[Goal] Restate the data below word for word. Skip any images it contains.

Saved entries:
-------
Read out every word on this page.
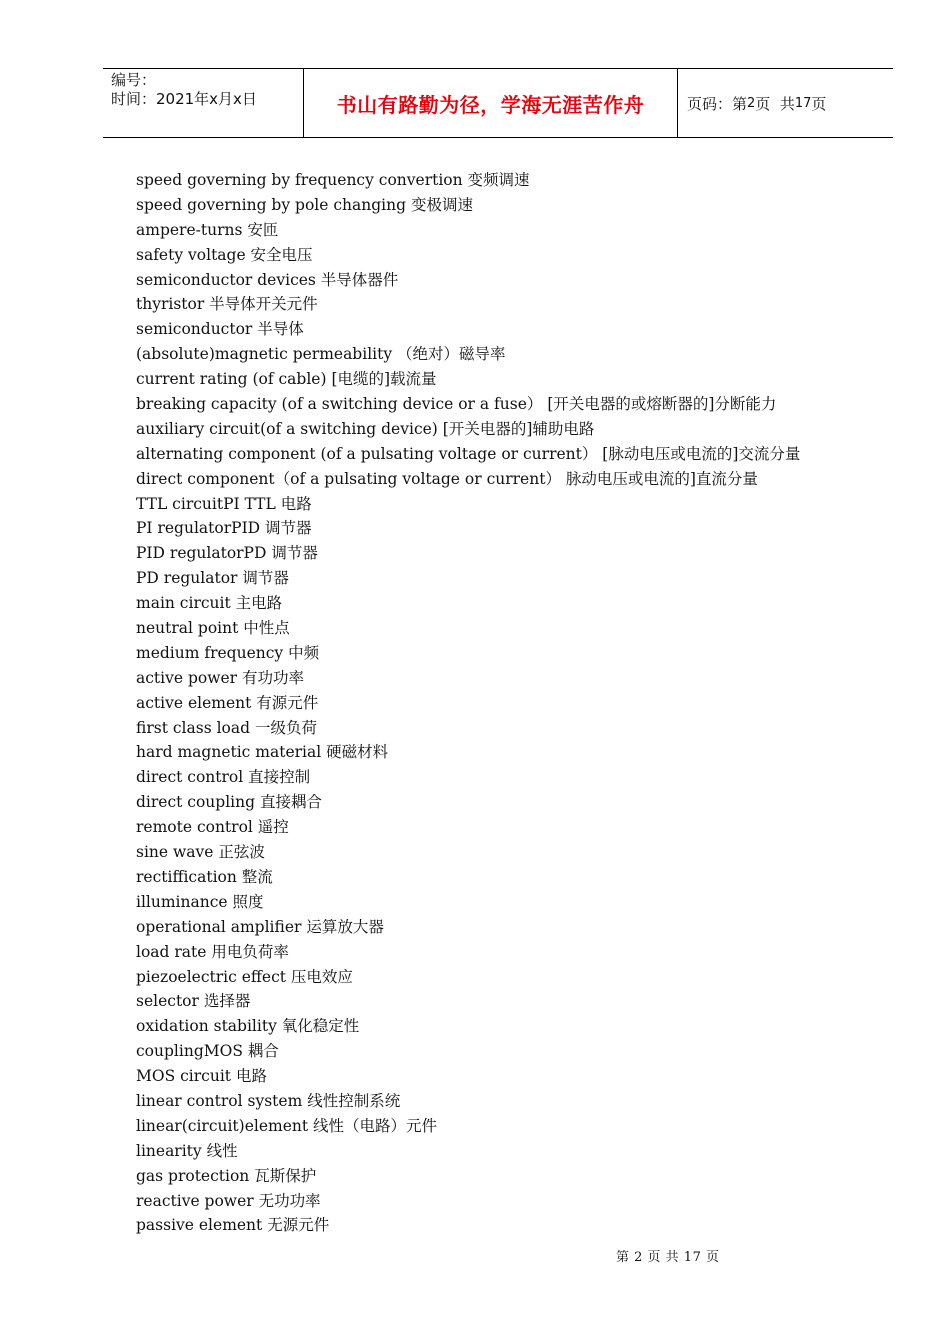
编号：
时间：2021年x月x日	书山有路勤为径，学海无涯苦作舟	页码：第 2 页  共 17 页
speed governing by frequency convertion 变频调速
speed governing by pole changing 变极调速
ampere-turns 安匝
safety voltage 安全电压
semiconductor devices 半导体器件
thyristor 半导体开关元件
semiconductor 半导体
(absolute)magnetic permeability （绝对）磁导率
current rating (of cable) [电缆的]载流量
breaking capacity (of a switching device or a fuse） [开关电器的或熔断器的]分断能力
auxiliary circuit(of a switching device) [开关电器的]辅助电路
alternating component (of a pulsating voltage or current） [脉动电压或电流的]交流分量
direct component（of a pulsating voltage or current） 脉动电压或电流的]直流分量
TTL circuitPI TTL 电路
PI regulatorPID 调节器
PID regulatorPD 调节器
PD regulator 调节器
main circuit 主电路
neutral point 中性点
medium frequency 中频
active power 有功功率
active element 有源元件
first class load 一级负荷
hard magnetic material 硬磁材料
direct control 直接控制
direct coupling 直接耦合
remote control 遥控
sine wave 正弦波
rectiffication 整流
illuminance 照度
operational amplifier 运算放大器
load rate 用电负荷率
piezoelectric effect 压电效应
selector 选择器
oxidation stability 氧化稳定性
couplingMOS 耦合
MOS circuit 电路
linear control system 线性控制系统
linear(circuit)element 线性（电路）元件
linearity 线性
gas protection 瓦斯保护
reactive power 无功功率
passive element 无源元件
第 2 页 共 17 页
-------
[Result of the task]
Read out every word on this page.
编号：
时间：2021年x月x日	书山有路勤为径，学海无涯苦作舟	页码：第 2 页  共 17 页
speed governing by frequency convertion 变频调速
speed governing by pole changing 变极调速
ampere-turns 安匝
safety voltage 安全电压
semiconductor devices 半导体器件
thyristor 半导体开关元件
semiconductor 半导体
(absolute)magnetic permeability （绝对）磁导率
current rating (of cable) [电缆的]载流量
breaking capacity (of a switching device or a fuse） [开关电器的或熔断器的]分断能力
auxiliary circuit(of a switching device) [开关电器的]辅助电路
alternating component (of a pulsating voltage or current） [脉动电压或电流的]交流分量
direct component（of a pulsating voltage or current） 脉动电压或电流的]直流分量
TTL circuitPI TTL 电路
PI regulatorPID 调节器
PID regulatorPD 调节器
PD regulator 调节器
main circuit 主电路
neutral point 中性点
medium frequency 中频
active power 有功功率
active element 有源元件
first class load 一级负荷
hard magnetic material 硬磁材料
direct control 直接控制
direct coupling 直接耦合
remote control 遥控
sine wave 正弦波
rectiffication 整流
illuminance 照度
operational amplifier 运算放大器
load rate 用电负荷率
piezoelectric effect 压电效应
selector 选择器
oxidation stability 氧化稳定性
couplingMOS 耦合
MOS circuit 电路
linear control system 线性控制系统
linear(circuit)element 线性（电路）元件
linearity 线性
gas protection 瓦斯保护
reactive power 无功功率
passive element 无源元件
第 2 页 共 17 页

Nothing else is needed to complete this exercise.